(Stored entries)
_____

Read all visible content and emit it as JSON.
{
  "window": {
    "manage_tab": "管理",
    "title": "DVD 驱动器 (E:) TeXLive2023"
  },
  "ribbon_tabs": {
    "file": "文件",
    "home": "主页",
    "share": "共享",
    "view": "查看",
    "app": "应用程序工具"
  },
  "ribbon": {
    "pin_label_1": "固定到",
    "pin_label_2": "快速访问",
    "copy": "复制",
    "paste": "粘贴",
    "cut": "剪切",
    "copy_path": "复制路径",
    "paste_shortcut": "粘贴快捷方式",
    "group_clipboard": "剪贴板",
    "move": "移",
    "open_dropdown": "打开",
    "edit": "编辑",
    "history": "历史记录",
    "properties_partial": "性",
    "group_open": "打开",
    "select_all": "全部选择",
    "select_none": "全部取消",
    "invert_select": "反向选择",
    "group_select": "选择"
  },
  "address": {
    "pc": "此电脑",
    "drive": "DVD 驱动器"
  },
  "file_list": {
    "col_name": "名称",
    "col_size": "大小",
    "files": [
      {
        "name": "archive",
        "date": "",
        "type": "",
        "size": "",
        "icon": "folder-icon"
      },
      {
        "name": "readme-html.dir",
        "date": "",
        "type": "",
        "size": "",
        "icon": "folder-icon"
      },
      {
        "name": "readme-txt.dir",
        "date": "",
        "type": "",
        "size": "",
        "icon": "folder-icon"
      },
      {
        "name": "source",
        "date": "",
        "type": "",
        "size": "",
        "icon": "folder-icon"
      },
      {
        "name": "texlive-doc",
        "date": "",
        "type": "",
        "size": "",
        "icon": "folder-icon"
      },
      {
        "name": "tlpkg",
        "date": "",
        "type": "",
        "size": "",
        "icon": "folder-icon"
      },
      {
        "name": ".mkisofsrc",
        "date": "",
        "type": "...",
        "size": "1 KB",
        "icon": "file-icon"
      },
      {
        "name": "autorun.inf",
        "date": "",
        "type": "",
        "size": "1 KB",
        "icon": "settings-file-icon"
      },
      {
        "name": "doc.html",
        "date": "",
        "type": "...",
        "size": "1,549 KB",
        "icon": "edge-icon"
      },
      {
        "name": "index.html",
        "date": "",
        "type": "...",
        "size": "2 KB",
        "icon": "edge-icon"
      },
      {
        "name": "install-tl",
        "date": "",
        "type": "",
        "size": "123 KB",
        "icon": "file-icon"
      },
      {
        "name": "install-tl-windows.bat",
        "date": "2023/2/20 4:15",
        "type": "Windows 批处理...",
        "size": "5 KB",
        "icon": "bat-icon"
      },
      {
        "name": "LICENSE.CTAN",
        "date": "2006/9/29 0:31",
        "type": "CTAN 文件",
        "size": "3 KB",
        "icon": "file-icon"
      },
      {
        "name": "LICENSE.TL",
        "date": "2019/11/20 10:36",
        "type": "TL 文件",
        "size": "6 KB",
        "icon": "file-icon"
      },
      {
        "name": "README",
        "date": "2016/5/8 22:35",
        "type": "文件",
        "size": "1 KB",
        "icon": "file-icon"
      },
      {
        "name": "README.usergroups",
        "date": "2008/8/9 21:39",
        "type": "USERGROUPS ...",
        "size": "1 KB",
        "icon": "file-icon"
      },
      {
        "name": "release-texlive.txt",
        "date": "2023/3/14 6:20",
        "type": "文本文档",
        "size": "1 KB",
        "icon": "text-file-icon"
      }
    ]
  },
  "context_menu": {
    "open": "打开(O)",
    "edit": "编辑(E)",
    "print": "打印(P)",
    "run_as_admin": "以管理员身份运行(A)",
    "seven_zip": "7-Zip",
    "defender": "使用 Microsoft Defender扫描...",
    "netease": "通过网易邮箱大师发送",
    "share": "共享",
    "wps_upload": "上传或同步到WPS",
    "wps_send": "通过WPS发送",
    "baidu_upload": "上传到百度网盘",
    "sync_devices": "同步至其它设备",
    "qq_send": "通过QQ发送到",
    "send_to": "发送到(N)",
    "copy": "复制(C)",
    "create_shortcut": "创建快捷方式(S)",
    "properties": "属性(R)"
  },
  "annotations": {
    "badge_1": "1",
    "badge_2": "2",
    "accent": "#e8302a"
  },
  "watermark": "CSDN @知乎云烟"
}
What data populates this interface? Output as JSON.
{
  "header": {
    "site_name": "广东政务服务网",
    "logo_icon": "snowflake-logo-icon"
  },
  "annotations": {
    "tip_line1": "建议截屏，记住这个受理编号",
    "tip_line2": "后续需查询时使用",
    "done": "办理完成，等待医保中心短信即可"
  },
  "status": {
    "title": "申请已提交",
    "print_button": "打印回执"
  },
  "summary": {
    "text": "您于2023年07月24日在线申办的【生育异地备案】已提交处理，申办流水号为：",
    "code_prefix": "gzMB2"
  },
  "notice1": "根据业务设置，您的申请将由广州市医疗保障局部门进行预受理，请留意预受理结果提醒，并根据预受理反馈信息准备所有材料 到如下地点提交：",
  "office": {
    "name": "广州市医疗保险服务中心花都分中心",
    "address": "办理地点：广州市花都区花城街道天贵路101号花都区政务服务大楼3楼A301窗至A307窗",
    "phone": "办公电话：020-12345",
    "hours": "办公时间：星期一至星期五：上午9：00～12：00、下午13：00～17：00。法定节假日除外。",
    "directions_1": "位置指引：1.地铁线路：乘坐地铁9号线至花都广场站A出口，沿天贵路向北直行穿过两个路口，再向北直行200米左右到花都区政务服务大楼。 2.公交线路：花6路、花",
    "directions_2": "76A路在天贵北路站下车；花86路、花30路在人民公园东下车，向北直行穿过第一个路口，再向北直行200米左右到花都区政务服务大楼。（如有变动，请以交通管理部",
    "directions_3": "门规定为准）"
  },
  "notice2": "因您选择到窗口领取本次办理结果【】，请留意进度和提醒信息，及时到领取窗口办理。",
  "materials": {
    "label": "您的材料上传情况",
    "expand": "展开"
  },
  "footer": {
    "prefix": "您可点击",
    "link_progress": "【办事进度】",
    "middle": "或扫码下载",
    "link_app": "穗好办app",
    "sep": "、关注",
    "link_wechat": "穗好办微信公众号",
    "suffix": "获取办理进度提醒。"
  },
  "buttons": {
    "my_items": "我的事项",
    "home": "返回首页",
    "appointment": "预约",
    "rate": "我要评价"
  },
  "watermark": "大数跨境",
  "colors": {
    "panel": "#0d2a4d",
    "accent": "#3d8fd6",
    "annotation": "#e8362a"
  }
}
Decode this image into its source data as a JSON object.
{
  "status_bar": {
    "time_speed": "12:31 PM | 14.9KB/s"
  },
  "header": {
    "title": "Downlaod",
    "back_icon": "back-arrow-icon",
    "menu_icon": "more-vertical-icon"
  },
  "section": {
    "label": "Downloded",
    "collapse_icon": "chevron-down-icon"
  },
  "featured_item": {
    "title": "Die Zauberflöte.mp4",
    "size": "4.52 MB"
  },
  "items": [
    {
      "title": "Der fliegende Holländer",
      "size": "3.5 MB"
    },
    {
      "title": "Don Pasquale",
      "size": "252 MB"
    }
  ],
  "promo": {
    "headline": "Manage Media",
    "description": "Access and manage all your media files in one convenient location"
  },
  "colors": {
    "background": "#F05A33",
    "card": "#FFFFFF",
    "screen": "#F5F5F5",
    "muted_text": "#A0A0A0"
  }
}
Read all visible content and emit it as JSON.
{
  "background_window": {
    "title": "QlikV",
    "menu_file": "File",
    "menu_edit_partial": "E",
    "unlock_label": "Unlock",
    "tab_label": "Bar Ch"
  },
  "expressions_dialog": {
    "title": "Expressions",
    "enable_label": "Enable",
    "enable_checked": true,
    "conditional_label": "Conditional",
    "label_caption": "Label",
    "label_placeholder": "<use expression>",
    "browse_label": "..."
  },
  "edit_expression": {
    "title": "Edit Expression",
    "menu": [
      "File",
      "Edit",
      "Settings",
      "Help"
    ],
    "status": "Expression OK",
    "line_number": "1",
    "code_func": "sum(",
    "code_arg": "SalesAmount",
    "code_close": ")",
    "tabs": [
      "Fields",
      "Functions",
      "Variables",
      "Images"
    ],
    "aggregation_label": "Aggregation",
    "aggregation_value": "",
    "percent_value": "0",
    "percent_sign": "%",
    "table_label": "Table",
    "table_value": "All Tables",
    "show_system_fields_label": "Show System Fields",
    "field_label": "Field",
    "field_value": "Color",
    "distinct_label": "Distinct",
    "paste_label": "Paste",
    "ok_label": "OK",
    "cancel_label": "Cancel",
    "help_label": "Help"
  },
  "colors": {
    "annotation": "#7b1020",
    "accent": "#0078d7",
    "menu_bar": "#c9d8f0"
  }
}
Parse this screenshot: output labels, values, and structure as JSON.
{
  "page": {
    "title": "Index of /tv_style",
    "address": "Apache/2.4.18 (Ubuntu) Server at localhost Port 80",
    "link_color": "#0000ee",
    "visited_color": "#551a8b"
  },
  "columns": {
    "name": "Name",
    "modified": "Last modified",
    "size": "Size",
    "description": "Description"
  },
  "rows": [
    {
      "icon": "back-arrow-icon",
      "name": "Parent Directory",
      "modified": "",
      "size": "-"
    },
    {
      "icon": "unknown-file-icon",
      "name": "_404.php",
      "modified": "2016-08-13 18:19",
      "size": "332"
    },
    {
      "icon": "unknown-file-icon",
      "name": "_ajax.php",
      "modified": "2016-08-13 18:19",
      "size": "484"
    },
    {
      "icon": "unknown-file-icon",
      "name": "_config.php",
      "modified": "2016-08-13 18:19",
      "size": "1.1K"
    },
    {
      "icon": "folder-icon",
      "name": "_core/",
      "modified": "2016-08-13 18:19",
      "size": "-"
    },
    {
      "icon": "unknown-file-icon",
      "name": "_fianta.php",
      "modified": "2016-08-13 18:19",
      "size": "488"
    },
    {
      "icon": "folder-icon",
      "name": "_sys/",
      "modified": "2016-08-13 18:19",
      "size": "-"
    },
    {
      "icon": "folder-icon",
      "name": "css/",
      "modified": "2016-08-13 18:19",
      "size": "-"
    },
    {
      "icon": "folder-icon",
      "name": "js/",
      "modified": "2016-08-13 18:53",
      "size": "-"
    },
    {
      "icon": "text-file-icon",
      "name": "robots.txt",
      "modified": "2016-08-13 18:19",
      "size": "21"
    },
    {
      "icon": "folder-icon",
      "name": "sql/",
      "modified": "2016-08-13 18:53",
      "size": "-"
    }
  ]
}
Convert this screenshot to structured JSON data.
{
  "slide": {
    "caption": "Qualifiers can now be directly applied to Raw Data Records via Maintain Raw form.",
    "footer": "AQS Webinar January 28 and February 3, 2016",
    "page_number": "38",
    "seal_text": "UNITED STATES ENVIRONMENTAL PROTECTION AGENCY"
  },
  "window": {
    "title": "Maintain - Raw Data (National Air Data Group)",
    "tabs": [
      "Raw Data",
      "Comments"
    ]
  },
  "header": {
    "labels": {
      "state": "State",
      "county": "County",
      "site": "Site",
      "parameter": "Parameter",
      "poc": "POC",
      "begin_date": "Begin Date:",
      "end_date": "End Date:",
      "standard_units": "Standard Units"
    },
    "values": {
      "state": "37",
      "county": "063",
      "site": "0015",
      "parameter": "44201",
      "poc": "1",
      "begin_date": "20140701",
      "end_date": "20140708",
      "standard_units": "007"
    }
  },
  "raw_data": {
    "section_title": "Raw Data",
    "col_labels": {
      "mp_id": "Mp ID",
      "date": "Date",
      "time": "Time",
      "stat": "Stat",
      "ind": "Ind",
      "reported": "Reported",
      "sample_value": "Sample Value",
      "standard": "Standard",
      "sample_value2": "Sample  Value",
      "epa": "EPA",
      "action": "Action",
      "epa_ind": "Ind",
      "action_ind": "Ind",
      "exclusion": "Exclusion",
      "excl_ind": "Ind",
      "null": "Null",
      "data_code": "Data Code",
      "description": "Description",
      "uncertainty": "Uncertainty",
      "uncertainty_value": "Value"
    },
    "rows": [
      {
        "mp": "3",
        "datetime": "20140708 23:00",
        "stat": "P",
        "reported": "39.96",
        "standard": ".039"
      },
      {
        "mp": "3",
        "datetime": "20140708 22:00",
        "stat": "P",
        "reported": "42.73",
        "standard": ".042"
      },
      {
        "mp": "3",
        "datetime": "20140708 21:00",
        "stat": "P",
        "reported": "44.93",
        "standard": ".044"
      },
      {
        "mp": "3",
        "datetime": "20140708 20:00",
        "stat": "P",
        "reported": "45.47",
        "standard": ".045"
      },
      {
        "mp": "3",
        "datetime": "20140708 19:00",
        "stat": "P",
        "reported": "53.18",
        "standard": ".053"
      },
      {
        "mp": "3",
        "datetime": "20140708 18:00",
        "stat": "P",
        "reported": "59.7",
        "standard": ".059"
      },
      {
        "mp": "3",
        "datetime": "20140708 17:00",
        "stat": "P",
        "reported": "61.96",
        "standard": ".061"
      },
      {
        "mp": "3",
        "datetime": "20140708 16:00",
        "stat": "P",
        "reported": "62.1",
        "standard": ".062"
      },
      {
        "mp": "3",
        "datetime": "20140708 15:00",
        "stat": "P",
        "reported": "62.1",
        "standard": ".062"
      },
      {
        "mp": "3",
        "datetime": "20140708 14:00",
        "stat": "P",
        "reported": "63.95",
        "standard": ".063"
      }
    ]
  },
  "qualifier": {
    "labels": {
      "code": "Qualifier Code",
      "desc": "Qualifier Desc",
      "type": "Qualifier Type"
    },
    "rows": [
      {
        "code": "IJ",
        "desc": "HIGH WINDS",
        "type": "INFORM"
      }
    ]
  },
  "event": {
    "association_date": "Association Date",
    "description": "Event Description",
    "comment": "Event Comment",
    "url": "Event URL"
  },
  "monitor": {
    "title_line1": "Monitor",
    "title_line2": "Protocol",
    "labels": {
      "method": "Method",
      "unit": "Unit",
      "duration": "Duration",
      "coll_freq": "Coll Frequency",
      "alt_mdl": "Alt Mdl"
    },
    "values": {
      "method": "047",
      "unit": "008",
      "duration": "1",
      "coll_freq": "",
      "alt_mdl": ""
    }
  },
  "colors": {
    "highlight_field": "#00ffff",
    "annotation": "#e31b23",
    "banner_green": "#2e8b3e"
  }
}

_____

◆ EXERCISE REQUIREMENTS
Your task is to gather every line with the word "arrow" and copy it.

◆ WRITTEN REPLY
    "back_icon": "back-arrow-icon",
      "icon": "back-arrow-icon",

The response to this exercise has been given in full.